:: CHECK YOUR UNDERSTANDING ::
- A) In the text about GDPR and email marketing, what do the regulations call the right to be forgotten?
- B) Continue the text about GDPR and email marketing from where it stops.

:: EXERCISE TEXT ::
--- START ---

It is probable that the General Data Protection Regulations will become law later this year and the implications for email marketing are quite wide, although by no means difficult to comply with. A few weeks ago we covered how the GDPR effects big data. The popular media have picked up on a different aspect of it.
It was expected that the right to be forgotten, or right of erasure in the words of the regs, would be limited to the requirement of social media, if requested, to delete posts made when a person becomes an adult. The new law will go much further and include a right for a person to demand any company holding personal personal data to erase it if requested.
Email marketing lists are all about personal data of course and it might seem that we will be inundated with such requirements. This might happen but it is unlikely. Let’s look at the legislation.

--- END ---

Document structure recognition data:
--- START ---

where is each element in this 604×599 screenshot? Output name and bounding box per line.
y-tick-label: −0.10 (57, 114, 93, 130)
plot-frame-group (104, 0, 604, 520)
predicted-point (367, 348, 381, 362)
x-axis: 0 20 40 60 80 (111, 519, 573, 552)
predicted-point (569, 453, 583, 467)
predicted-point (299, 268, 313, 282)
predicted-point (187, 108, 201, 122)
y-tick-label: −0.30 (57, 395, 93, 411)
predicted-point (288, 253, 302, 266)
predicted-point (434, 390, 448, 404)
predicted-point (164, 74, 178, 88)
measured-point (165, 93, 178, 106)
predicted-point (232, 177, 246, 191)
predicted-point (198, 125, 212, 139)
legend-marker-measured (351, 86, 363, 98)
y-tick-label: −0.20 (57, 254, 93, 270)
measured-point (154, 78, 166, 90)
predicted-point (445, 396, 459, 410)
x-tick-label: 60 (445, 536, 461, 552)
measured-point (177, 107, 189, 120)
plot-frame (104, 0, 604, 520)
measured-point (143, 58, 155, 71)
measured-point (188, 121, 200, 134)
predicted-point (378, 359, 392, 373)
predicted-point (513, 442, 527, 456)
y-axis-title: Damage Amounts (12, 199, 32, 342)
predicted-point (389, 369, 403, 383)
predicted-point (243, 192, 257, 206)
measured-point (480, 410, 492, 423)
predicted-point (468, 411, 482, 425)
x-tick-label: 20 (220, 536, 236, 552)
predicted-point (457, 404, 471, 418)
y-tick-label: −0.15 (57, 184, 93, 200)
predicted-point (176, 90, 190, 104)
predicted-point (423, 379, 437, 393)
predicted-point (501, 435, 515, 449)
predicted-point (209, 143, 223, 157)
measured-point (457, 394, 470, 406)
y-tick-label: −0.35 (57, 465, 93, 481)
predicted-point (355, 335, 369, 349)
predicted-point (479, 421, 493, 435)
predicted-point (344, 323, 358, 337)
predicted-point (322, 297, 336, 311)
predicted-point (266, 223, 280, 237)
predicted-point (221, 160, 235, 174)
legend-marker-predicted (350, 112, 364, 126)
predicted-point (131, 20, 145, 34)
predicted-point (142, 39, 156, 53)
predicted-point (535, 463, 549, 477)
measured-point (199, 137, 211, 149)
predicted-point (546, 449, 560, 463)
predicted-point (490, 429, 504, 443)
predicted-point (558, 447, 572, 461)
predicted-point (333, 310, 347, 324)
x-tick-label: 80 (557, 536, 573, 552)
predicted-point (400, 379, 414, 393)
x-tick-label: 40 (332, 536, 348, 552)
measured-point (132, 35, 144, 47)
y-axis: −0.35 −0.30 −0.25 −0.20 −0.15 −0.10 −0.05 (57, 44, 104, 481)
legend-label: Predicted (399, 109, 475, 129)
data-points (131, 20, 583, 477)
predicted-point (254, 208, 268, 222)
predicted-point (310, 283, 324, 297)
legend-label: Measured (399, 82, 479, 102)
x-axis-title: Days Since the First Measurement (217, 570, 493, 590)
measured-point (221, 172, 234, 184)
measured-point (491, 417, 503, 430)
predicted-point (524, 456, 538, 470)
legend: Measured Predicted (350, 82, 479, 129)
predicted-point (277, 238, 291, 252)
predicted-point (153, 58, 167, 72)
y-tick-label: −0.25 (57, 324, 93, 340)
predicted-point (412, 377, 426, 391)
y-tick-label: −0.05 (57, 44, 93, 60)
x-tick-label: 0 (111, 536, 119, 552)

--- END ---

:: TASK-BY-TASK ANSWERS ::
- A) The right of erasure.

- B)
Briefly, if certain conditions apply, you must comply with the request if there is no compelling reason not to. These conditions are not oppressive and are more or less what you should do when you regularly clean your databases. You can see the full circumstances here, https://ico.org.uk/for-organisations/data-protection-reform/overview-of-the-gdpr/individuals-rights/the-right-to-erasure/ , but in essence they are:
- If the individual withdraws consent, or objects to processing and there’s no overriding reason to keep it;
- When it is no longer necessary given the original purpose;
- When it was unlawfully processed;
- When there is a legal obligation to erase the data;
- The information relates to a child.
(This is a précis of the requirements and the full details can be found on the above link.)
There were were limitations under the old regulations but these no longer apply. There are a few specific conditions when a demand for erasure can be refused but these apply only in special circumstances.
Whilst the GDPR are by no means as oppressive as has been reported by some media outlets, they do place certain additional obligations on those who hold personal data, and for email marketing in particular. In a later article we will cover the way you can ensure compliance without it impacting on your business.